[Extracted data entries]
┏━━
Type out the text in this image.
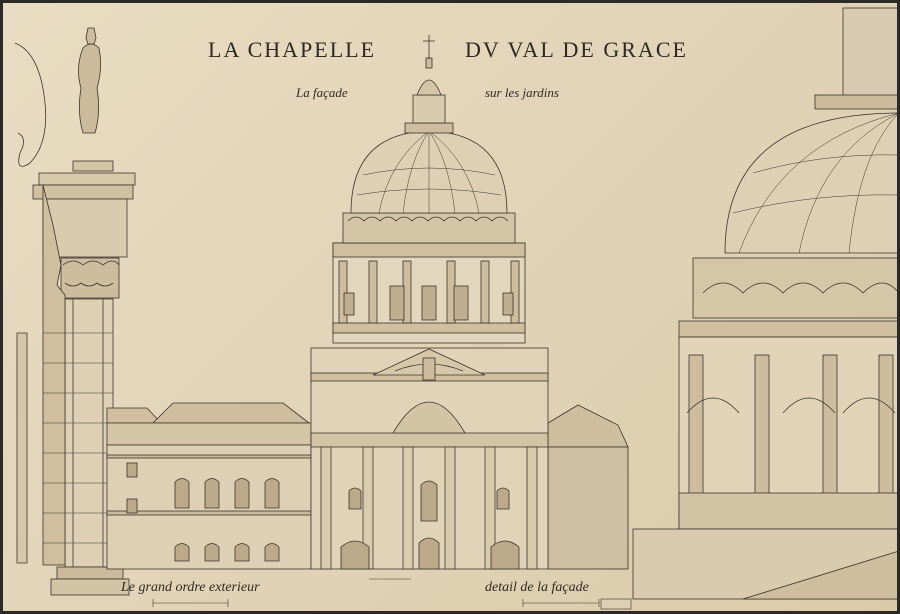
LA CHAPELLE	DV VAL DE GRACE
La façade	sur les jardins
Le grand ordre exterieur	detail de la façade
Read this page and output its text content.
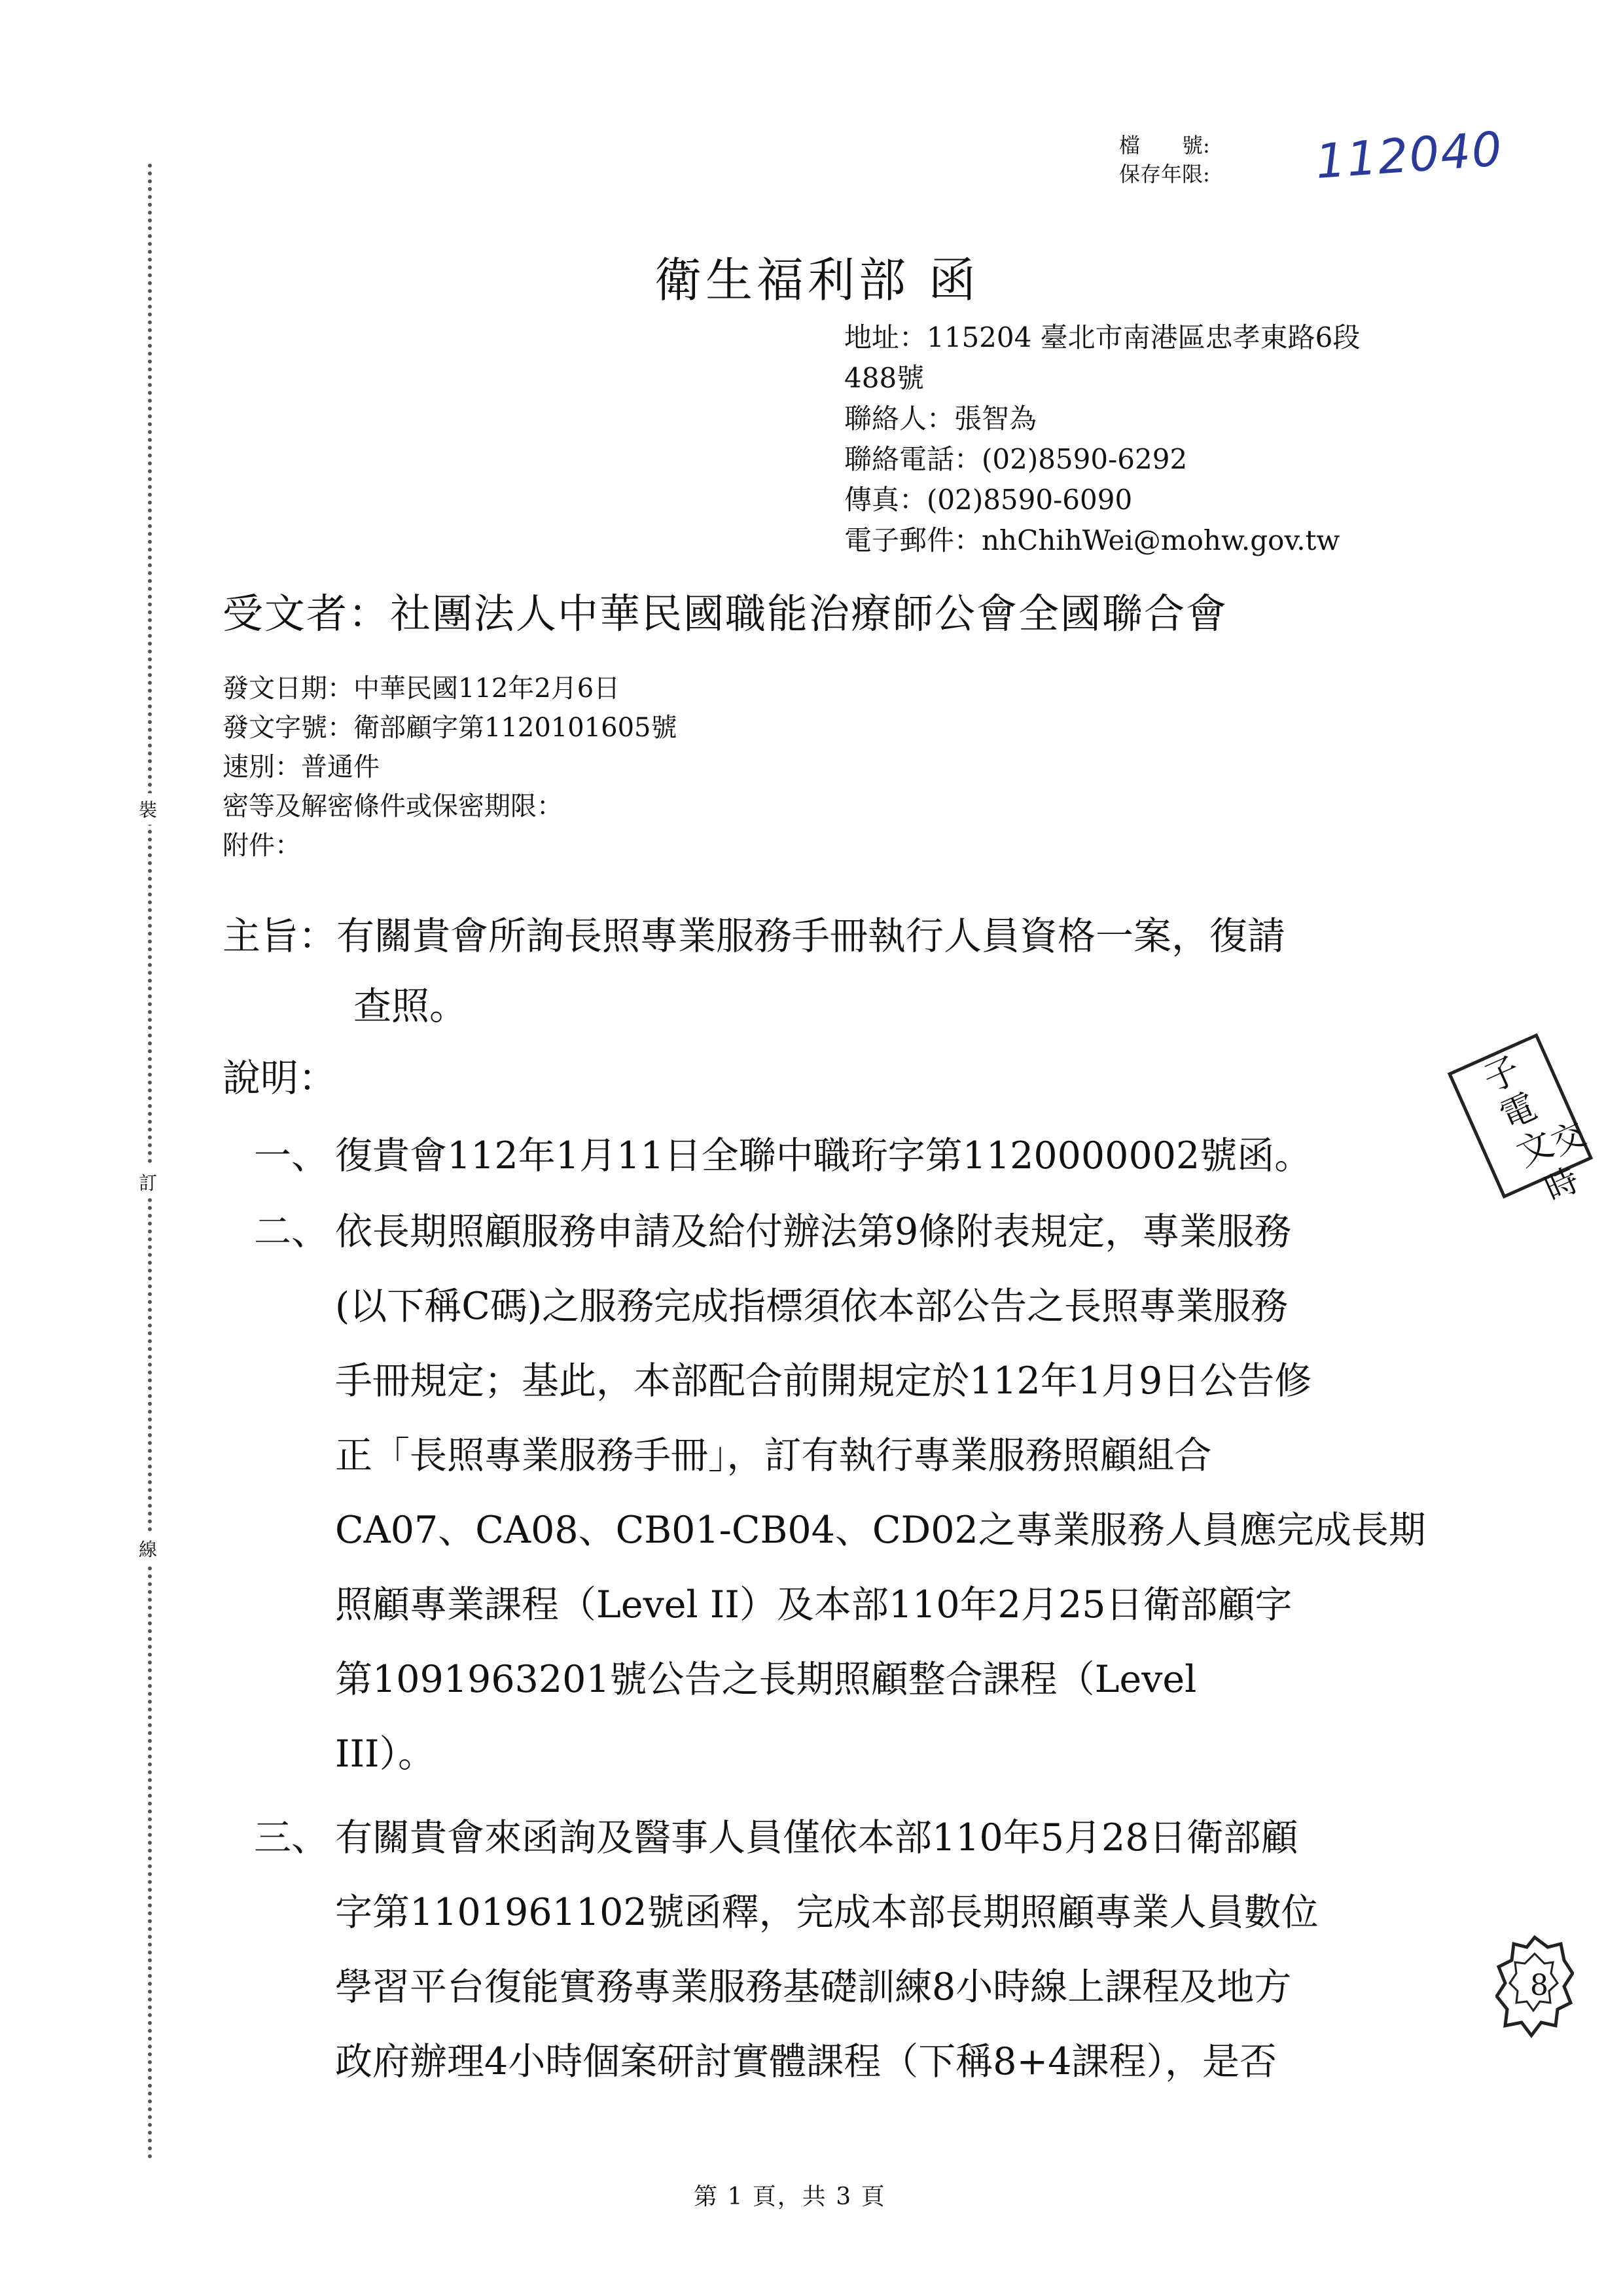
裝
訂
線
檔　　號:
保存年限: 112040
衛生福利部 函
地址：115204 臺北市南港區忠孝東路6段
488號
聯絡人：張智為
聯絡電話：(02)8590-6292
傳真：(02)8590-6090
電子郵件：nhChihWei@mohw.gov.tw
受文者：社團法人中華民國職能治療師公會全國聯合會
發文日期：中華民國112年2月6日
發文字號：衛部顧字第1120101605號
速別：普通件
密等及解密條件或保密期限：
附件：
主旨：有關貴會所詢長照專業服務手冊執行人員資格一案，復請
查照。
說明：
一、 復貴會112年1月11日全聯中職珩字第1120000002號函。
二、 依長期照顧服務申請及給付辦法第9條附表規定，專業服務
(以下稱C碼)之服務完成指標須依本部公告之長照專業服務
手冊規定；基此，本部配合前開規定於112年1月9日公告修
正「長照專業服務手冊」，訂有執行專業服務照顧組合
CA07、CA08、CB01-CB04、CD02之專業服務人員應完成長期
照顧專業課程（Level II）及本部110年2月25日衛部顧字
第1091963201號公告之長期照顧整合課程（Level
III）。
三、 有關貴會來函詢及醫事人員僅依本部110年5月28日衛部顧
字第1101961102號函釋，完成本部長期照顧專業人員數位
學習平台復能實務專業服務基礎訓練8小時線上課程及地方
政府辦理4小時個案研討實體課程（下稱8+4課程），是否
子
電
文
交
時
8
第 1 頁，共 3 頁
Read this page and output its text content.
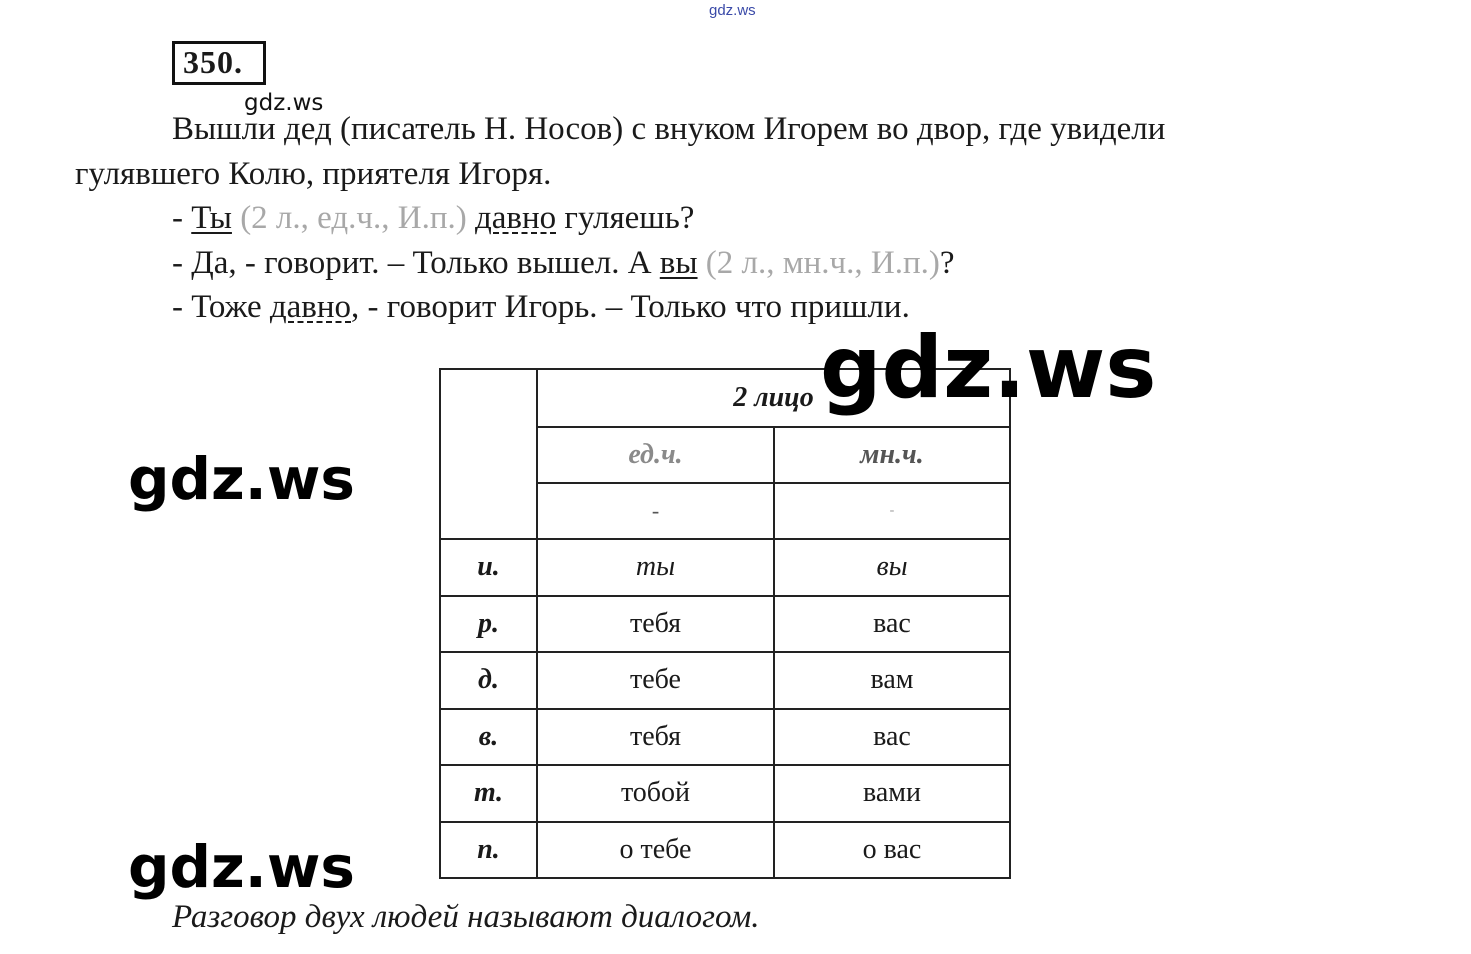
gdz.ws
350.
gdz.ws
Вышли дед (писатель Н. Носов) с внуком Игорем во двор, где увидели
гулявшего Колю, приятеля Игоря.
- Ты (2 л., ед.ч., И.п.) давно гуляешь?
- Да, - говорит. – Только вышел. А вы (2 л., мн.ч., И.п.)?
- Тоже давно, - говорит Игорь. – Только что пришли.
	2 лицо	
	ед.ч.	мн.ч.
	-	-
и.	ты	вы
р.	тебя	вас
д.	тебе	вам
в.	тебя	вас
т.	тобой	вами
п.	о тебе	о вас
gdz.ws
gdz.ws
gdz.ws
Разговор двух людей называют диалогом.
┗━━
EXERCISE OBJECTIVE
Reply with the number of lines in the preceding entries that contain "Level", and no other words.

REPLY
2